### YOUR TASK
Look below for the line with "What's the underlying", then repeat it and all lines after it, exactly, minus any pictures.

===

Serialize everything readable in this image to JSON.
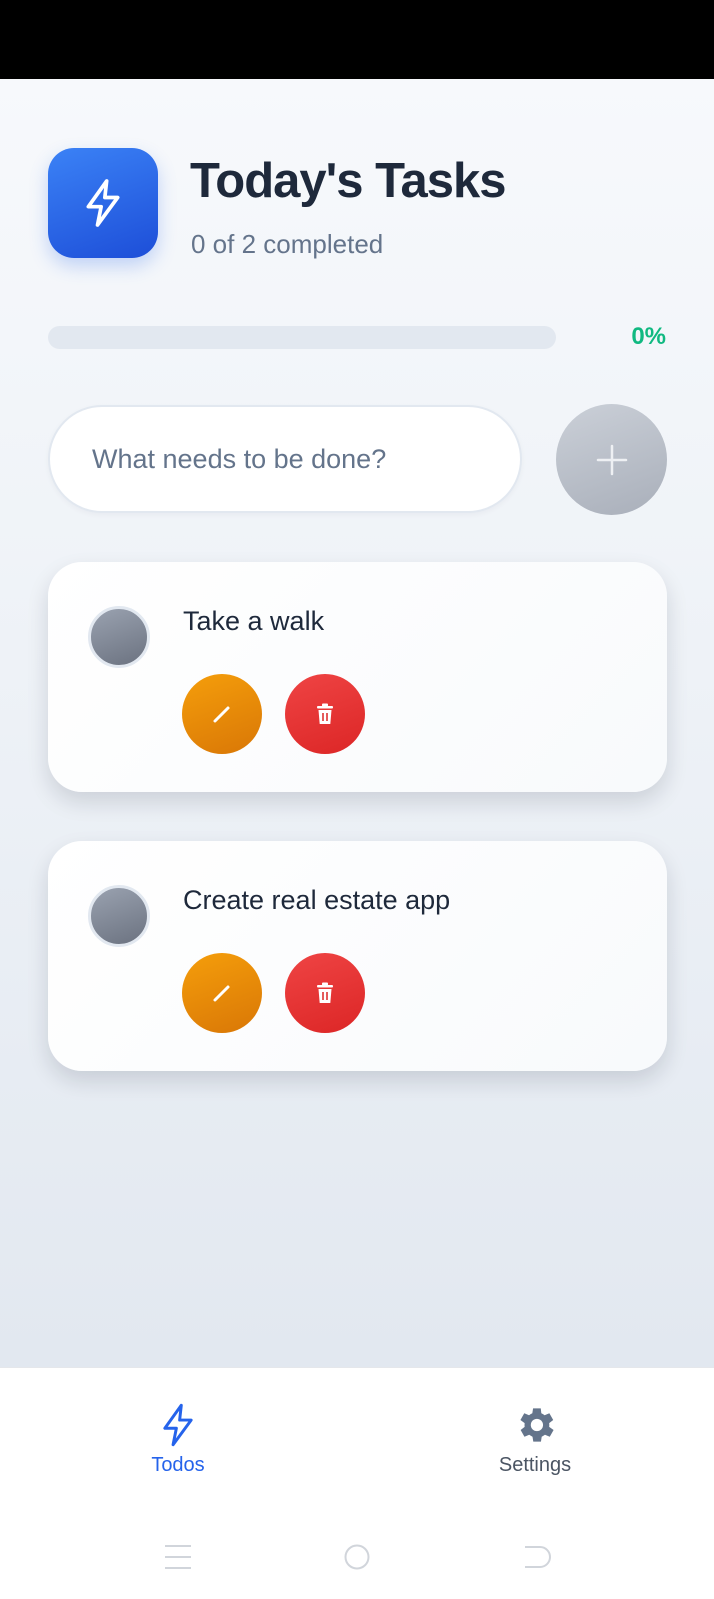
{
  "header": {
    "title": "Today's Tasks",
    "subtitle": "0 of 2 completed"
  },
  "progress": {
    "percent_label": "0%",
    "value": 0
  },
  "new_todo": {
    "placeholder": "What needs to be done?"
  },
  "todos": [
    {
      "text": "Take a walk",
      "completed": false
    },
    {
      "text": "Create real estate app",
      "completed": false
    }
  ],
  "tabs": [
    {
      "label": "Todos",
      "icon": "lightning-icon",
      "active": true
    },
    {
      "label": "Settings",
      "icon": "gear-icon",
      "active": false
    }
  ],
  "colors": {
    "primary": "#2563eb",
    "success": "#10b981",
    "edit": "#f59e0b",
    "delete": "#ef4444",
    "title": "#1e293b",
    "muted": "#64748b"
  }
}
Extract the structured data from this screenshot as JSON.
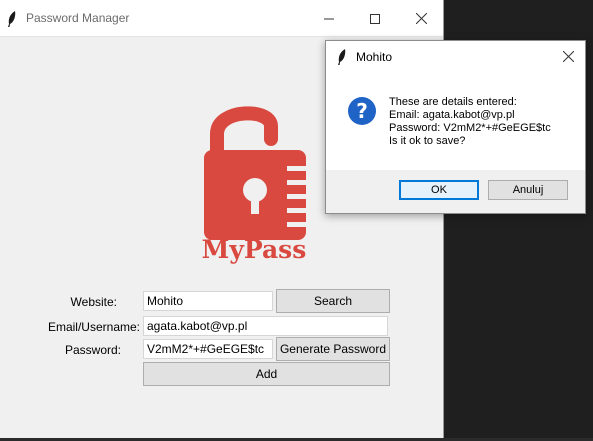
{
  "main_window": {
    "title": "Password Manager",
    "logo_text": "MyPass"
  },
  "form": {
    "website_label": "Website:",
    "website_value": "Mohito",
    "search_label": "Search",
    "email_label": "Email/Username:",
    "email_value": "agata.kabot@vp.pl",
    "password_label": "Password:",
    "password_value": "V2mM2*+#GeEGE$tc",
    "generate_label": "Generate Password",
    "add_label": "Add"
  },
  "dialog": {
    "title": "Mohito",
    "icon": "question-icon",
    "message_lines": [
      "These are details entered:",
      "Email: agata.kabot@vp.pl",
      "Password: V2mM2*+#GeEGE$tc",
      "Is it ok to save?"
    ],
    "ok_label": "OK",
    "cancel_label": "Anuluj"
  },
  "colors": {
    "logo_red": "#d9493f",
    "accent": "#0078d7"
  }
}
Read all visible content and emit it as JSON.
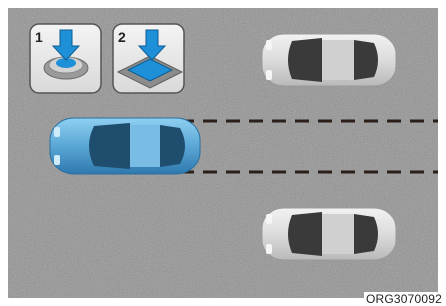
{
  "illustration": {
    "steps": [
      {
        "number": "1",
        "icon": "press-button-icon"
      },
      {
        "number": "2",
        "icon": "press-switch-icon"
      }
    ],
    "vehicles": [
      {
        "role": "own-vehicle",
        "color": "#5aa7d6"
      },
      {
        "role": "parked-vehicle-top",
        "color": "#e3e3e3"
      },
      {
        "role": "parked-vehicle-bottom",
        "color": "#e3e3e3"
      }
    ],
    "parking_space_lines": "dashed",
    "code": "ORG3070092"
  },
  "colors": {
    "road": "#8d8d8d",
    "accent": "#1e90d8",
    "line": "#2b1f19"
  }
}
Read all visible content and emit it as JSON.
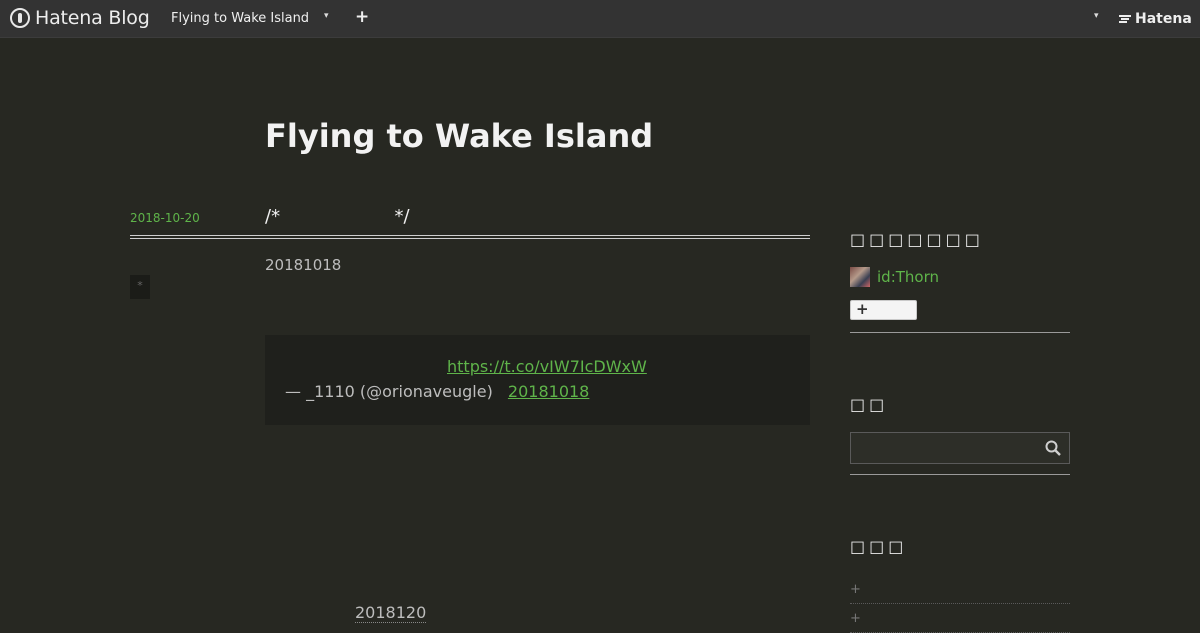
{
  "topbar": {
    "brand": "Hatena Blog",
    "blog_name": "Flying to Wake Island",
    "caret": "▾",
    "plus": "+",
    "hatena": "Hatena"
  },
  "blog": {
    "title": "Flying to Wake Island"
  },
  "entry": {
    "date": "2018-10-20",
    "title": "/*                    */",
    "body_date": "20181018",
    "star": "*",
    "tweet": {
      "link": "https://t.co/vIW7IcDWxW",
      "by": "— _1110 (@orionaveugle)",
      "date": "20181018"
    },
    "next_date": "2018120"
  },
  "sidebar": {
    "profile_heading": "□□□□□□□",
    "profile_id": "id:Thorn",
    "follow_plus": "+",
    "search_heading": "□□",
    "categories_heading": "□□□",
    "category_items": [
      "+",
      "+"
    ]
  },
  "colors": {
    "background": "#272822",
    "link": "#5fb44a",
    "topbar": "#333333"
  }
}
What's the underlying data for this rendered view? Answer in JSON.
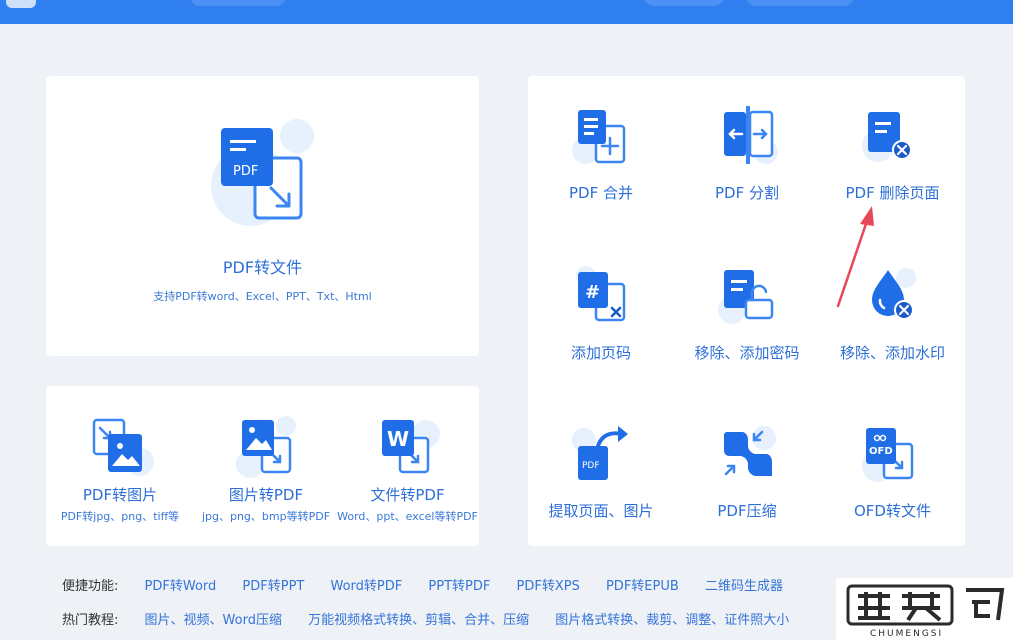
{
  "converters": {
    "pdf_to_file": {
      "label": "PDF转文件",
      "desc": "支持PDF转word、Excel、PPT、Txt、Html",
      "badge": "PDF"
    },
    "pdf_to_image": {
      "label": "PDF转图片",
      "desc": "PDF转jpg、png、tiff等"
    },
    "image_to_pdf": {
      "label": "图片转PDF",
      "desc": "jpg、png、bmp等转PDF"
    },
    "file_to_pdf": {
      "label": "文件转PDF",
      "desc": "Word、ppt、excel等转PDF"
    }
  },
  "tools": [
    {
      "label": "PDF 合并"
    },
    {
      "label": "PDF 分割"
    },
    {
      "label": "PDF 删除页面"
    },
    {
      "label": "添加页码"
    },
    {
      "label": "移除、添加密码"
    },
    {
      "label": "移除、添加水印"
    },
    {
      "label": "提取页面、图片"
    },
    {
      "label": "PDF压缩"
    },
    {
      "label": "OFD转文件"
    }
  ],
  "quick": {
    "heading": "便捷功能:",
    "items": [
      "PDF转Word",
      "PDF转PPT",
      "Word转PDF",
      "PPT转PDF",
      "PDF转XPS",
      "PDF转EPUB",
      "二维码生成器"
    ]
  },
  "tutorials": {
    "heading": "热门教程:",
    "items": [
      "图片、视频、Word压缩",
      "万能视频格式转换、剪辑、合并、压缩",
      "图片格式转换、裁剪、调整、证件照大小"
    ]
  },
  "icon_labels": {
    "pdf_badge": "PDF",
    "word_badge": "W",
    "ofd_badge": "OFD",
    "hash": "#"
  },
  "watermark": {
    "brand": "CHUMENGSI"
  },
  "colors": {
    "accent": "#2f7ff0",
    "text_blue": "#2d6fd8",
    "arrow": "#e8475a"
  }
}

===

### FULL RESPONSE
What's the underlying data for this rendered view? Answer in JSON.
{
  "converters": {
    "pdf_to_file": {
      "label": "PDF转文件",
      "desc": "支持PDF转word、Excel、PPT、Txt、Html",
      "badge": "PDF"
    },
    "pdf_to_image": {
      "label": "PDF转图片",
      "desc": "PDF转jpg、png、tiff等"
    },
    "image_to_pdf": {
      "label": "图片转PDF",
      "desc": "jpg、png、bmp等转PDF"
    },
    "file_to_pdf": {
      "label": "文件转PDF",
      "desc": "Word、ppt、excel等转PDF"
    }
  },
  "tools": [
    {
      "label": "PDF 合并"
    },
    {
      "label": "PDF 分割"
    },
    {
      "label": "PDF 删除页面"
    },
    {
      "label": "添加页码"
    },
    {
      "label": "移除、添加密码"
    },
    {
      "label": "移除、添加水印"
    },
    {
      "label": "提取页面、图片"
    },
    {
      "label": "PDF压缩"
    },
    {
      "label": "OFD转文件"
    }
  ],
  "quick": {
    "heading": "便捷功能:",
    "items": [
      "PDF转Word",
      "PDF转PPT",
      "Word转PDF",
      "PPT转PDF",
      "PDF转XPS",
      "PDF转EPUB",
      "二维码生成器"
    ]
  },
  "tutorials": {
    "heading": "热门教程:",
    "items": [
      "图片、视频、Word压缩",
      "万能视频格式转换、剪辑、合并、压缩",
      "图片格式转换、裁剪、调整、证件照大小"
    ]
  },
  "icon_labels": {
    "pdf_badge": "PDF",
    "word_badge": "W",
    "ofd_badge": "OFD",
    "hash": "#"
  },
  "watermark": {
    "brand": "CHUMENGSI"
  },
  "colors": {
    "accent": "#2f7ff0",
    "text_blue": "#2d6fd8",
    "arrow": "#e8475a"
  }
}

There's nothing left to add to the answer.